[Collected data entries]
====

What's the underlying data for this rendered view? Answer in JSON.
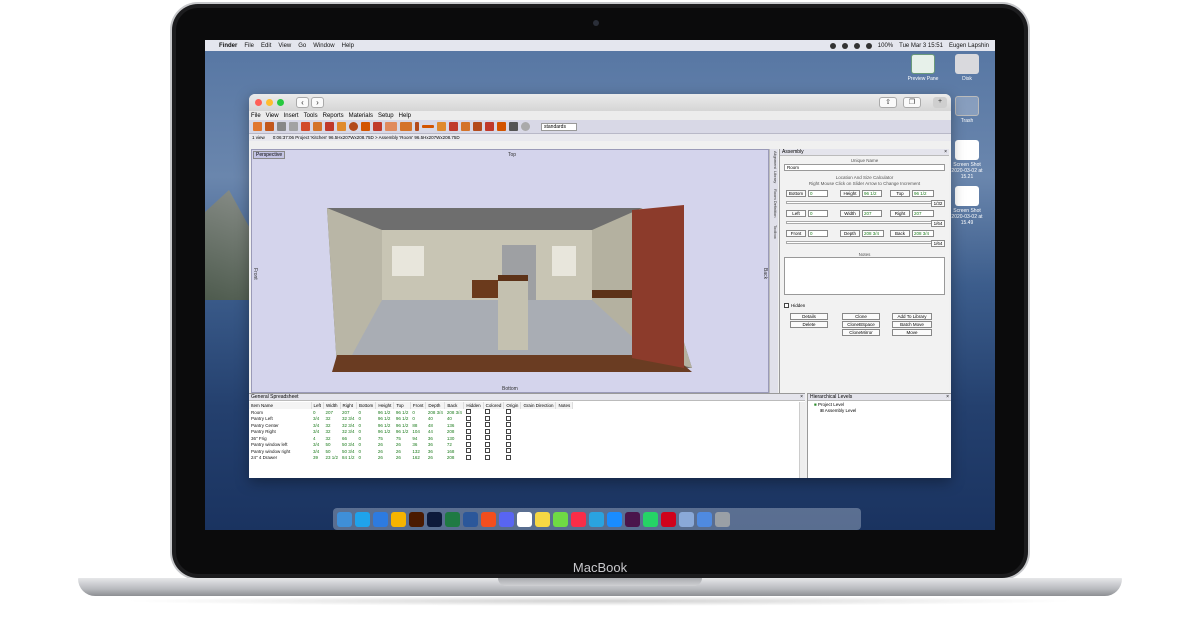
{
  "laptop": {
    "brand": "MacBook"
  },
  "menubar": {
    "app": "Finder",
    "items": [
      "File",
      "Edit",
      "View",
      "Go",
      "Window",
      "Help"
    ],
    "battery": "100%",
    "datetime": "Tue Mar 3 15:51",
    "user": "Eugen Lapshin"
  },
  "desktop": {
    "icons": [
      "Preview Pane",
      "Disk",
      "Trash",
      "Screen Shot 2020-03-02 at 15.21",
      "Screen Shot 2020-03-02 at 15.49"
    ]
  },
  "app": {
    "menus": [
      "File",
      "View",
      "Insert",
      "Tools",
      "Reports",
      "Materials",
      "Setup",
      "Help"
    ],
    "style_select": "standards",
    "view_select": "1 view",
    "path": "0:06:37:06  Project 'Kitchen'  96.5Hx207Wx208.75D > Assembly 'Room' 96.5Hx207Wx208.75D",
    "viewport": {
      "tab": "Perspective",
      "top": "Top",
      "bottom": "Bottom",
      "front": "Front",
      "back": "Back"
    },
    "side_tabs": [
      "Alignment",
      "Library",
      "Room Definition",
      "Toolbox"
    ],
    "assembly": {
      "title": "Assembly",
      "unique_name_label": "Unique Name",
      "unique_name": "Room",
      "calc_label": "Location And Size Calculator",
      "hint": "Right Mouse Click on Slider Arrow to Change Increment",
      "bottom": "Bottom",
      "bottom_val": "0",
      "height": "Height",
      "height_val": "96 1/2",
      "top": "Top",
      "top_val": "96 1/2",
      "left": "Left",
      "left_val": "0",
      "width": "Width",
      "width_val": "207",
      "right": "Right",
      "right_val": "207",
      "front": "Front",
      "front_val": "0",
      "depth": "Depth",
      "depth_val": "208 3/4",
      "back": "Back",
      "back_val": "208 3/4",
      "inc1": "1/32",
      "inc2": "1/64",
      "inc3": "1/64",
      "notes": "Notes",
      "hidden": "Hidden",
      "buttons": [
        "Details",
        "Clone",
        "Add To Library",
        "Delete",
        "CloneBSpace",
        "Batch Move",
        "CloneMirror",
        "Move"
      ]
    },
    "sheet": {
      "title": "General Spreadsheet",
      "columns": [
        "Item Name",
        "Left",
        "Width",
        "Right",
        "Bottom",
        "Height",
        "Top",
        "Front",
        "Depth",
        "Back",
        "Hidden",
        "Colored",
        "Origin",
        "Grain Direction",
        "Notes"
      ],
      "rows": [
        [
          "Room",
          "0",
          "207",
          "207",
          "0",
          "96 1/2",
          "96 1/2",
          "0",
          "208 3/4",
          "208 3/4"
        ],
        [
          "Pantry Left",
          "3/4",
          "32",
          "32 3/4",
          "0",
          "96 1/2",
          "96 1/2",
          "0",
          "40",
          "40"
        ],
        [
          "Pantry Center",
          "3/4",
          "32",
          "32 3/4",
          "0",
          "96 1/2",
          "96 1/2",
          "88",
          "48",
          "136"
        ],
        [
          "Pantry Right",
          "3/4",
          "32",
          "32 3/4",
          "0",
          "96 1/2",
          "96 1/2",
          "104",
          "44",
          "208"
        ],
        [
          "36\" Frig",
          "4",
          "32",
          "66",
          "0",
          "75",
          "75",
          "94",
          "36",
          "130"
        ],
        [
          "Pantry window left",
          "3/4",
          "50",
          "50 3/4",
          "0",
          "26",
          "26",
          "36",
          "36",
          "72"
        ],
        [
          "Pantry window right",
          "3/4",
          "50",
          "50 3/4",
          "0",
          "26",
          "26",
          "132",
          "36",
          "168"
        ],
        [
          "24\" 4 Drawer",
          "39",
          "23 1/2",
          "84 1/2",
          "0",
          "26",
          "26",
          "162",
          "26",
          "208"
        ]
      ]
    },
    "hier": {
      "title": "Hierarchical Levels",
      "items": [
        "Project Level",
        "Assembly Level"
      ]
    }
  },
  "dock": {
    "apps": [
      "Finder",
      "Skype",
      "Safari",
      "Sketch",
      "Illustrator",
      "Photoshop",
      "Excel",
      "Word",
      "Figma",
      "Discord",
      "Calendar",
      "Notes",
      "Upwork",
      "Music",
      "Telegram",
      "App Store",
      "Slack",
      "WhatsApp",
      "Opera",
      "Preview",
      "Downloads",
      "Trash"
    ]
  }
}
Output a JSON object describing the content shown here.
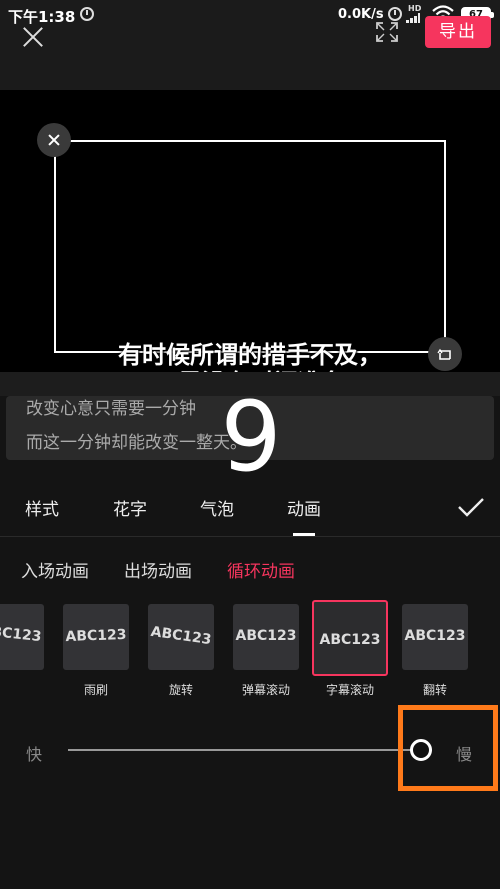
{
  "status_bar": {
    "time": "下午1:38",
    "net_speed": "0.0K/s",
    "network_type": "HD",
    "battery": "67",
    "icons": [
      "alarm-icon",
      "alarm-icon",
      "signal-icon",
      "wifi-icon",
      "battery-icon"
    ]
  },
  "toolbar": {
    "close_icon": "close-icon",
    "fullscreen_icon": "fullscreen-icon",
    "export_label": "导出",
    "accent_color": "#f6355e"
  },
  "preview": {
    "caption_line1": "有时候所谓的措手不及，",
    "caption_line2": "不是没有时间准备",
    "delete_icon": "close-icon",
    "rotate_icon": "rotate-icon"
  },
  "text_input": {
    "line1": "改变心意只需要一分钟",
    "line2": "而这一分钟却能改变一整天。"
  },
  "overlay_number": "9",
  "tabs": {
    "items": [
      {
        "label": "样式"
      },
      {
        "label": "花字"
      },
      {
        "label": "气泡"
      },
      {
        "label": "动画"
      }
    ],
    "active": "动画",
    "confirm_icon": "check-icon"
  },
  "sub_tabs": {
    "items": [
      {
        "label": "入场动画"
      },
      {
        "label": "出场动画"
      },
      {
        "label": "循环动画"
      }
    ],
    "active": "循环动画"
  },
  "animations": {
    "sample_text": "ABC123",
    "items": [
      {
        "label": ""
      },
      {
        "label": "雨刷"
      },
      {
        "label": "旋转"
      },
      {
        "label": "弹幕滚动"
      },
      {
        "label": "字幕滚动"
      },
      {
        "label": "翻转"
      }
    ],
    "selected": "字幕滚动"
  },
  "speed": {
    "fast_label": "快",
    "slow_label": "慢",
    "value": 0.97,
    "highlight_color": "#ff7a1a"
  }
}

====

GIVEN REQUEST: Give back each entry exactly as it appears, with no pictures.

TASK OUTPUT:
What's the underlying data for this rendered view? Answer in JSON.
{
  "laptop": {
    "brand": "MacBook"
  },
  "menubar": {
    "app": "Finder",
    "items": [
      "File",
      "Edit",
      "View",
      "Go",
      "Window",
      "Help"
    ],
    "battery": "100%",
    "datetime": "Tue Mar 3 15:51",
    "user": "Eugen Lapshin"
  },
  "desktop": {
    "icons": [
      "Preview Pane",
      "Disk",
      "Trash",
      "Screen Shot 2020-03-02 at 15.21",
      "Screen Shot 2020-03-02 at 15.49"
    ]
  },
  "app": {
    "menus": [
      "File",
      "View",
      "Insert",
      "Tools",
      "Reports",
      "Materials",
      "Setup",
      "Help"
    ],
    "style_select": "standards",
    "view_select": "1 view",
    "path": "0:06:37:06  Project 'Kitchen'  96.5Hx207Wx208.75D > Assembly 'Room' 96.5Hx207Wx208.75D",
    "viewport": {
      "tab": "Perspective",
      "top": "Top",
      "bottom": "Bottom",
      "front": "Front",
      "back": "Back"
    },
    "side_tabs": [
      "Alignment",
      "Library",
      "Room Definition",
      "Toolbox"
    ],
    "assembly": {
      "title": "Assembly",
      "unique_name_label": "Unique Name",
      "unique_name": "Room",
      "calc_label": "Location And Size Calculator",
      "hint": "Right Mouse Click on Slider Arrow to Change Increment",
      "bottom": "Bottom",
      "bottom_val": "0",
      "height": "Height",
      "height_val": "96 1/2",
      "top": "Top",
      "top_val": "96 1/2",
      "left": "Left",
      "left_val": "0",
      "width": "Width",
      "width_val": "207",
      "right": "Right",
      "right_val": "207",
      "front": "Front",
      "front_val": "0",
      "depth": "Depth",
      "depth_val": "208 3/4",
      "back": "Back",
      "back_val": "208 3/4",
      "inc1": "1/32",
      "inc2": "1/64",
      "inc3": "1/64",
      "notes": "Notes",
      "hidden": "Hidden",
      "buttons": [
        "Details",
        "Clone",
        "Add To Library",
        "Delete",
        "CloneBSpace",
        "Batch Move",
        "CloneMirror",
        "Move"
      ]
    },
    "sheet": {
      "title": "General Spreadsheet",
      "columns": [
        "Item Name",
        "Left",
        "Width",
        "Right",
        "Bottom",
        "Height",
        "Top",
        "Front",
        "Depth",
        "Back",
        "Hidden",
        "Colored",
        "Origin",
        "Grain Direction",
        "Notes"
      ],
      "rows": [
        [
          "Room",
          "0",
          "207",
          "207",
          "0",
          "96 1/2",
          "96 1/2",
          "0",
          "208 3/4",
          "208 3/4"
        ],
        [
          "Pantry Left",
          "3/4",
          "32",
          "32 3/4",
          "0",
          "96 1/2",
          "96 1/2",
          "0",
          "40",
          "40"
        ],
        [
          "Pantry Center",
          "3/4",
          "32",
          "32 3/4",
          "0",
          "96 1/2",
          "96 1/2",
          "88",
          "48",
          "136"
        ],
        [
          "Pantry Right",
          "3/4",
          "32",
          "32 3/4",
          "0",
          "96 1/2",
          "96 1/2",
          "104",
          "44",
          "208"
        ],
        [
          "36\" Frig",
          "4",
          "32",
          "66",
          "0",
          "75",
          "75",
          "94",
          "36",
          "130"
        ],
        [
          "Pantry window left",
          "3/4",
          "50",
          "50 3/4",
          "0",
          "26",
          "26",
          "36",
          "36",
          "72"
        ],
        [
          "Pantry window right",
          "3/4",
          "50",
          "50 3/4",
          "0",
          "26",
          "26",
          "132",
          "36",
          "168"
        ],
        [
          "24\" 4 Drawer",
          "39",
          "23 1/2",
          "84 1/2",
          "0",
          "26",
          "26",
          "162",
          "26",
          "208"
        ]
      ]
    },
    "hier": {
      "title": "Hierarchical Levels",
      "items": [
        "Project Level",
        "Assembly Level"
      ]
    }
  },
  "dock": {
    "apps": [
      "Finder",
      "Skype",
      "Safari",
      "Sketch",
      "Illustrator",
      "Photoshop",
      "Excel",
      "Word",
      "Figma",
      "Discord",
      "Calendar",
      "Notes",
      "Upwork",
      "Music",
      "Telegram",
      "App Store",
      "Slack",
      "WhatsApp",
      "Opera",
      "Preview",
      "Downloads",
      "Trash"
    ]
  }
}
Output a JSON object describing the content shown here.
{
  "status_bar": {
    "time": "下午1:38",
    "net_speed": "0.0K/s",
    "network_type": "HD",
    "battery": "67",
    "icons": [
      "alarm-icon",
      "alarm-icon",
      "signal-icon",
      "wifi-icon",
      "battery-icon"
    ]
  },
  "toolbar": {
    "close_icon": "close-icon",
    "fullscreen_icon": "fullscreen-icon",
    "export_label": "导出",
    "accent_color": "#f6355e"
  },
  "preview": {
    "caption_line1": "有时候所谓的措手不及，",
    "caption_line2": "不是没有时间准备",
    "delete_icon": "close-icon",
    "rotate_icon": "rotate-icon"
  },
  "text_input": {
    "line1": "改变心意只需要一分钟",
    "line2": "而这一分钟却能改变一整天。"
  },
  "overlay_number": "9",
  "tabs": {
    "items": [
      {
        "label": "样式"
      },
      {
        "label": "花字"
      },
      {
        "label": "气泡"
      },
      {
        "label": "动画"
      }
    ],
    "active": "动画",
    "confirm_icon": "check-icon"
  },
  "sub_tabs": {
    "items": [
      {
        "label": "入场动画"
      },
      {
        "label": "出场动画"
      },
      {
        "label": "循环动画"
      }
    ],
    "active": "循环动画"
  },
  "animations": {
    "sample_text": "ABC123",
    "items": [
      {
        "label": ""
      },
      {
        "label": "雨刷"
      },
      {
        "label": "旋转"
      },
      {
        "label": "弹幕滚动"
      },
      {
        "label": "字幕滚动"
      },
      {
        "label": "翻转"
      }
    ],
    "selected": "字幕滚动"
  },
  "speed": {
    "fast_label": "快",
    "slow_label": "慢",
    "value": 0.97,
    "highlight_color": "#ff7a1a"
  }
}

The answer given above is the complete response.